— start Data —

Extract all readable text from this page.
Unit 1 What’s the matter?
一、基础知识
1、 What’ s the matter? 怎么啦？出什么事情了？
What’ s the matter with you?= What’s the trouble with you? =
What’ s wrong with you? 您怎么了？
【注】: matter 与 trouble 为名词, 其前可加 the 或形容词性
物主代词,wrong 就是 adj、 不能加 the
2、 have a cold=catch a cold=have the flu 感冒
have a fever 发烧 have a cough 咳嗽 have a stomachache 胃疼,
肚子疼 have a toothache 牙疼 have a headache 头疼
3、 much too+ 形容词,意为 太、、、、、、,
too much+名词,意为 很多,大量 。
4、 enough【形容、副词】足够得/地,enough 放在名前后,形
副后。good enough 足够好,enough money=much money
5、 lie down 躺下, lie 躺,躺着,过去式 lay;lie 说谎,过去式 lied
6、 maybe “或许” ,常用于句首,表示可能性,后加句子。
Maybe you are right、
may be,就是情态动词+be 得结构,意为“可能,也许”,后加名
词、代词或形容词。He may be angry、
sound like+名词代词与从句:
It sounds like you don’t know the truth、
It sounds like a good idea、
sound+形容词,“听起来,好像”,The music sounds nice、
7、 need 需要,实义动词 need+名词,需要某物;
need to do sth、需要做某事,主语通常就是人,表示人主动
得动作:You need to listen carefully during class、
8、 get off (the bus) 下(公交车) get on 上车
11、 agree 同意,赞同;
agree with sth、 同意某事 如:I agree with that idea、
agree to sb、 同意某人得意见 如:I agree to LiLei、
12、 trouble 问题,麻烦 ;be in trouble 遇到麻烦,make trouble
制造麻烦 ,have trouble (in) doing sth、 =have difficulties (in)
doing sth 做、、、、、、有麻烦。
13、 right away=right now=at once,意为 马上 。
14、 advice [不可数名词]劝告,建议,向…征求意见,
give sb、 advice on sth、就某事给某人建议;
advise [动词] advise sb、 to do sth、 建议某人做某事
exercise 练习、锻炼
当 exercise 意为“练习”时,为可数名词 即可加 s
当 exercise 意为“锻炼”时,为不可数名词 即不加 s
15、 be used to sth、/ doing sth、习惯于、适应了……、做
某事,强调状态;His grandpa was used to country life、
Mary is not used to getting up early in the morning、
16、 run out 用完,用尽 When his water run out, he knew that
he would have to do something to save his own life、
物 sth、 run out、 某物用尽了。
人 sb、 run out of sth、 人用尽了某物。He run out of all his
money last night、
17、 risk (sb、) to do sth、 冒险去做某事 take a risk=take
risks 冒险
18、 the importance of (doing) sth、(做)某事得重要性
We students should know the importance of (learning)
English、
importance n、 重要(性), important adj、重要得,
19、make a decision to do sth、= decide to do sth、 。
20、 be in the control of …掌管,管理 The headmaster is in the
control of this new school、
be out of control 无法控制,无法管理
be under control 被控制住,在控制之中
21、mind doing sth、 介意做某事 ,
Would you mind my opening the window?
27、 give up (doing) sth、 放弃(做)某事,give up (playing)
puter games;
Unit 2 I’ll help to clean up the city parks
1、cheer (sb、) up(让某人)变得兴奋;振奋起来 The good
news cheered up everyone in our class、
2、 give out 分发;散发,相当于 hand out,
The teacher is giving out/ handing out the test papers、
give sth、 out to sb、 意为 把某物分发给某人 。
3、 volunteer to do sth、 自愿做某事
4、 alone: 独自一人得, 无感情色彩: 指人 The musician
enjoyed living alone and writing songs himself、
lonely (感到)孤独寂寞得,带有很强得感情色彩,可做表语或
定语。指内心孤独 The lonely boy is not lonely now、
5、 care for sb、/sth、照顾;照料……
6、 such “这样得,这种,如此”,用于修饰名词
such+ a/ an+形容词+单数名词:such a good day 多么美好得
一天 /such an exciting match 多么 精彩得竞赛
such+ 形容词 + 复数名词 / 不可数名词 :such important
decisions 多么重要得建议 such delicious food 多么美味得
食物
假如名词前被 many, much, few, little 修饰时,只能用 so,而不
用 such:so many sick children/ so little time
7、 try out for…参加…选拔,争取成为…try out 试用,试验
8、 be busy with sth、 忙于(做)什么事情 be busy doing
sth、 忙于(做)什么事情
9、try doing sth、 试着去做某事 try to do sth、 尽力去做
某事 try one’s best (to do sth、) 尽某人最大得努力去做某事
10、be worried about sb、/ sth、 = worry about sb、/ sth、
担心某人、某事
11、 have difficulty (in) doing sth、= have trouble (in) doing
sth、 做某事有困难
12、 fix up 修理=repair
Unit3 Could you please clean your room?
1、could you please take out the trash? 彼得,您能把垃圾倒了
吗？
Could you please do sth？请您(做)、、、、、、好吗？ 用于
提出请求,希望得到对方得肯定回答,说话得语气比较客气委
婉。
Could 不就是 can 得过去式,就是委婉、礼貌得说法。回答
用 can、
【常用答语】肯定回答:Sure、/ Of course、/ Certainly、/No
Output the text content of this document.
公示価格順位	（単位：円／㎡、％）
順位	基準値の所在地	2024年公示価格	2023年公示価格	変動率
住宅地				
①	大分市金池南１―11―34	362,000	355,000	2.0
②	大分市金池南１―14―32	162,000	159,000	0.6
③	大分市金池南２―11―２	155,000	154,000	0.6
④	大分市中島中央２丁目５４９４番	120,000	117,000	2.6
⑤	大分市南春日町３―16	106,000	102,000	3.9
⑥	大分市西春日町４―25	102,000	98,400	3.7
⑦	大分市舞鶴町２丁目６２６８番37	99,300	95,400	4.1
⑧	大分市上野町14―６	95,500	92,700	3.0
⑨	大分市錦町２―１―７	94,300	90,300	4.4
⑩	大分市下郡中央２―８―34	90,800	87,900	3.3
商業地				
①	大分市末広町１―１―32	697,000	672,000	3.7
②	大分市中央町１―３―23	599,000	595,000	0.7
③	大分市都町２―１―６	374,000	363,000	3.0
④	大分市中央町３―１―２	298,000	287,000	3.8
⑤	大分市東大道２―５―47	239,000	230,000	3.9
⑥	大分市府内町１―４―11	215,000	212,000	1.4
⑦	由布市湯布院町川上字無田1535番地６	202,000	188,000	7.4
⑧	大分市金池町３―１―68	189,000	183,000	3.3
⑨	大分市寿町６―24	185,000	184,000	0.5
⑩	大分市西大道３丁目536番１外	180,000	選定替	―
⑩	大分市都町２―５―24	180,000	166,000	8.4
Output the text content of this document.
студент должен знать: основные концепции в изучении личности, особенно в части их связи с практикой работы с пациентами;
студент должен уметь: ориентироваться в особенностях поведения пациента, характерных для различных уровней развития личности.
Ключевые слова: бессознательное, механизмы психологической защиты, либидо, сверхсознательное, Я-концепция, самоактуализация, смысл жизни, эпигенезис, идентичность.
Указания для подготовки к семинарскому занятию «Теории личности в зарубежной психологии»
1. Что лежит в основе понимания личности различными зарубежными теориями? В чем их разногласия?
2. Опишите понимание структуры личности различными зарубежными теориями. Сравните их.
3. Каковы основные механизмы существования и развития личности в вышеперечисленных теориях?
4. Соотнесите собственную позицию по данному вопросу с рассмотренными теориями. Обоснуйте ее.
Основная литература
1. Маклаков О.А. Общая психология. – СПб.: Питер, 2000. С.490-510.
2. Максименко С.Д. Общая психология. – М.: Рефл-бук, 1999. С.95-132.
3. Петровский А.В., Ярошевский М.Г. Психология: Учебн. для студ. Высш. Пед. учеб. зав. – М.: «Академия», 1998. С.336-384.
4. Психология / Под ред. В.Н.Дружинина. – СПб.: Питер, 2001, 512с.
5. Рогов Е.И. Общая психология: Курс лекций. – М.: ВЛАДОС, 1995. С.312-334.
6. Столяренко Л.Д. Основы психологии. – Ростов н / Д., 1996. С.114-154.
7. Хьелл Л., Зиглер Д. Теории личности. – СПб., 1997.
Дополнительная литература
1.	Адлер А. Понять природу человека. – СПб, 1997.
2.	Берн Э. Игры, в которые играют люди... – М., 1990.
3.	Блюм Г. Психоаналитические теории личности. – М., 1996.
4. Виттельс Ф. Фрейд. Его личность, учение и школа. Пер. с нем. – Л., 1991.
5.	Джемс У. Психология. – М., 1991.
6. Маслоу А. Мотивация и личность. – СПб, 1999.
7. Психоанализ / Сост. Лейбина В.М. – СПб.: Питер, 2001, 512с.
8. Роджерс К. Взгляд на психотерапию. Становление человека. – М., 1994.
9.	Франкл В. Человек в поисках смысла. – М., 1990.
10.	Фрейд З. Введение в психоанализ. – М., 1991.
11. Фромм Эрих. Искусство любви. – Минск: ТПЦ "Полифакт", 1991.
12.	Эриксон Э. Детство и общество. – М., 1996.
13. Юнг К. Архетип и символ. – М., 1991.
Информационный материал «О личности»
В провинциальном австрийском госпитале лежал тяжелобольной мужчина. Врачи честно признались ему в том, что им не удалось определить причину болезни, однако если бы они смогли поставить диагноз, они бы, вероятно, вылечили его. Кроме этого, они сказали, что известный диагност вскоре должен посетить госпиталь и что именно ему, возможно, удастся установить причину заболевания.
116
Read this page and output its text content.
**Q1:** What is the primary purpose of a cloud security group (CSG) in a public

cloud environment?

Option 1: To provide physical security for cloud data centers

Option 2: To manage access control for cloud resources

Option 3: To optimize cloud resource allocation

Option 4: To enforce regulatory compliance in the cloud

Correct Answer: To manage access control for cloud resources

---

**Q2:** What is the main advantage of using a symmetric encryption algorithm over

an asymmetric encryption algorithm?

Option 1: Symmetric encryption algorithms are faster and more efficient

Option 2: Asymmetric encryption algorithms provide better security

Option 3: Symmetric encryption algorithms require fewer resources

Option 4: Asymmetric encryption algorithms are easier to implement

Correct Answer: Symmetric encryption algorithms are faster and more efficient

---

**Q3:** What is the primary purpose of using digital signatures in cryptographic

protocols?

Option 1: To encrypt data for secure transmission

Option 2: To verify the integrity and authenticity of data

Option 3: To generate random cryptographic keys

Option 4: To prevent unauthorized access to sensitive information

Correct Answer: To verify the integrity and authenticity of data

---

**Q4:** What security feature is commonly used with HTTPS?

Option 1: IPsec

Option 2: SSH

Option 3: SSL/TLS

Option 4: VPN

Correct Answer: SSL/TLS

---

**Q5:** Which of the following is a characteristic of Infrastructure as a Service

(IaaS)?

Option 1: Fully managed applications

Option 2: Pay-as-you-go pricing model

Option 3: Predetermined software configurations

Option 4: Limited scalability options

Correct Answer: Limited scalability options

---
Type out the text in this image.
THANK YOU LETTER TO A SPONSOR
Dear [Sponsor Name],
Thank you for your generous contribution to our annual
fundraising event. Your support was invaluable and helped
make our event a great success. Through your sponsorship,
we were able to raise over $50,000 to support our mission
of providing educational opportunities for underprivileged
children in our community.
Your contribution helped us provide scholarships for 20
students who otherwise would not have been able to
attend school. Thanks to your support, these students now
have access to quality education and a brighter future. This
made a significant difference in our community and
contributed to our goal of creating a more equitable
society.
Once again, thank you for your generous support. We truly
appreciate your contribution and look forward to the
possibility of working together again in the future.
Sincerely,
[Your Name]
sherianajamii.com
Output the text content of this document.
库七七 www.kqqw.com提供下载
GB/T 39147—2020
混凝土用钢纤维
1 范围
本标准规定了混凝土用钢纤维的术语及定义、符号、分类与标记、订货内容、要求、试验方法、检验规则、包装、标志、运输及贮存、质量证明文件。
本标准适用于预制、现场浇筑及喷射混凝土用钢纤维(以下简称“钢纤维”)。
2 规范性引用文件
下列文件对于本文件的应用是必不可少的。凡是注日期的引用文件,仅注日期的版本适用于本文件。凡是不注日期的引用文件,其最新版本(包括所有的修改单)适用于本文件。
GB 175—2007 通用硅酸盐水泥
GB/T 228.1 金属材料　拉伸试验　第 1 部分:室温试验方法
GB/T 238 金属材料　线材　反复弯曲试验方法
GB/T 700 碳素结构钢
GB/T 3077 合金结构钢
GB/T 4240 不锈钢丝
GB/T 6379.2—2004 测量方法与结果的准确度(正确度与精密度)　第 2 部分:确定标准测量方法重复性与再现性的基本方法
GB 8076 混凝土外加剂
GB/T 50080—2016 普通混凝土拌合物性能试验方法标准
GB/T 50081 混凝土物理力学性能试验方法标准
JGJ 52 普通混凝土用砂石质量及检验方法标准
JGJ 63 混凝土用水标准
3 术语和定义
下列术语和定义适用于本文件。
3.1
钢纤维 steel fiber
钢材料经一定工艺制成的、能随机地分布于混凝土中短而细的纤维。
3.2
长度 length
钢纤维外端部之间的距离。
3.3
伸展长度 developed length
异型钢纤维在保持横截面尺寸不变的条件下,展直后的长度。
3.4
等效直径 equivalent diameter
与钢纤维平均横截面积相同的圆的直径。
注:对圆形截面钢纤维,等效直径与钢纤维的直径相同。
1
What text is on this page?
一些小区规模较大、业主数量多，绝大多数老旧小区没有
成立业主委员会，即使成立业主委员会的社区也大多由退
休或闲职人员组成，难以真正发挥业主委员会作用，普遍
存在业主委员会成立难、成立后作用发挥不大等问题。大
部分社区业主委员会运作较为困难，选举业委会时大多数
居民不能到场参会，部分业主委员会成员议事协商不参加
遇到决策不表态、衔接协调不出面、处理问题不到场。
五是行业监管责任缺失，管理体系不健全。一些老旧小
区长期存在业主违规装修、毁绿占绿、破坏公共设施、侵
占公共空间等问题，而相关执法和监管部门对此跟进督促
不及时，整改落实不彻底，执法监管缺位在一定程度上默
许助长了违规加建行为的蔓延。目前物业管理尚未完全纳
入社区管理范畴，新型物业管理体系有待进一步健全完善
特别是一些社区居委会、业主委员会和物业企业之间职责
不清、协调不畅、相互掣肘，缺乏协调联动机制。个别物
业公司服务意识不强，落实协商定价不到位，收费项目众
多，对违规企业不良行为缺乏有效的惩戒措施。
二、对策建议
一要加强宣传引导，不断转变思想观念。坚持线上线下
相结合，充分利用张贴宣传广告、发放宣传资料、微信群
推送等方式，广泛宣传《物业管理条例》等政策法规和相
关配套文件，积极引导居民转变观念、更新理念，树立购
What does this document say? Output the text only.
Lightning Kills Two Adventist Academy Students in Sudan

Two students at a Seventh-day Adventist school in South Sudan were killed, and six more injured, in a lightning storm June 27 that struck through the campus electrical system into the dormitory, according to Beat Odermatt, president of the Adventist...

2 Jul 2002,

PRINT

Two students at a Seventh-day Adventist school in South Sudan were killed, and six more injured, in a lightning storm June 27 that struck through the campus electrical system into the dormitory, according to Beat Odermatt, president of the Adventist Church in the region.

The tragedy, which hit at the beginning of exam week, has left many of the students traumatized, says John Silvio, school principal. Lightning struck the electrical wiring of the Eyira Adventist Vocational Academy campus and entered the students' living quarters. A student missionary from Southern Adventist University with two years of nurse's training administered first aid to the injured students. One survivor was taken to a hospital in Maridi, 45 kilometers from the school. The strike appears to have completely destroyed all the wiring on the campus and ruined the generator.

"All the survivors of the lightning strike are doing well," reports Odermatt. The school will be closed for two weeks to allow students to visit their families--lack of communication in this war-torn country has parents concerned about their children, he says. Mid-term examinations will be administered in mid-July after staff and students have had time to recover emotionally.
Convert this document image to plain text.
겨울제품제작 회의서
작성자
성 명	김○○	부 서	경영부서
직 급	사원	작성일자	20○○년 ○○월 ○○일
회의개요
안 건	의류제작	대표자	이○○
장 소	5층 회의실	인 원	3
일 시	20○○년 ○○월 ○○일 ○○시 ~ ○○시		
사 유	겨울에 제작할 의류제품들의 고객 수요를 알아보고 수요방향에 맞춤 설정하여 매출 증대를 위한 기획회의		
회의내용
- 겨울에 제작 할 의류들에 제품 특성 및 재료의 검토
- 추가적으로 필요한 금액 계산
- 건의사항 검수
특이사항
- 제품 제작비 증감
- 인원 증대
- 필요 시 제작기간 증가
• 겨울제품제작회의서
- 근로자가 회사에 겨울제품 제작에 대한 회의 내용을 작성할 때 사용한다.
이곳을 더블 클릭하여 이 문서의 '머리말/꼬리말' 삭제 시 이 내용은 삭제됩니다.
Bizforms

— end Data —

Exercise description -> Each line that holds the word "life" is to be copied.

Task response ->
某事,强调状态;His grandpa was used to country life、
he would have to do something to save his own life、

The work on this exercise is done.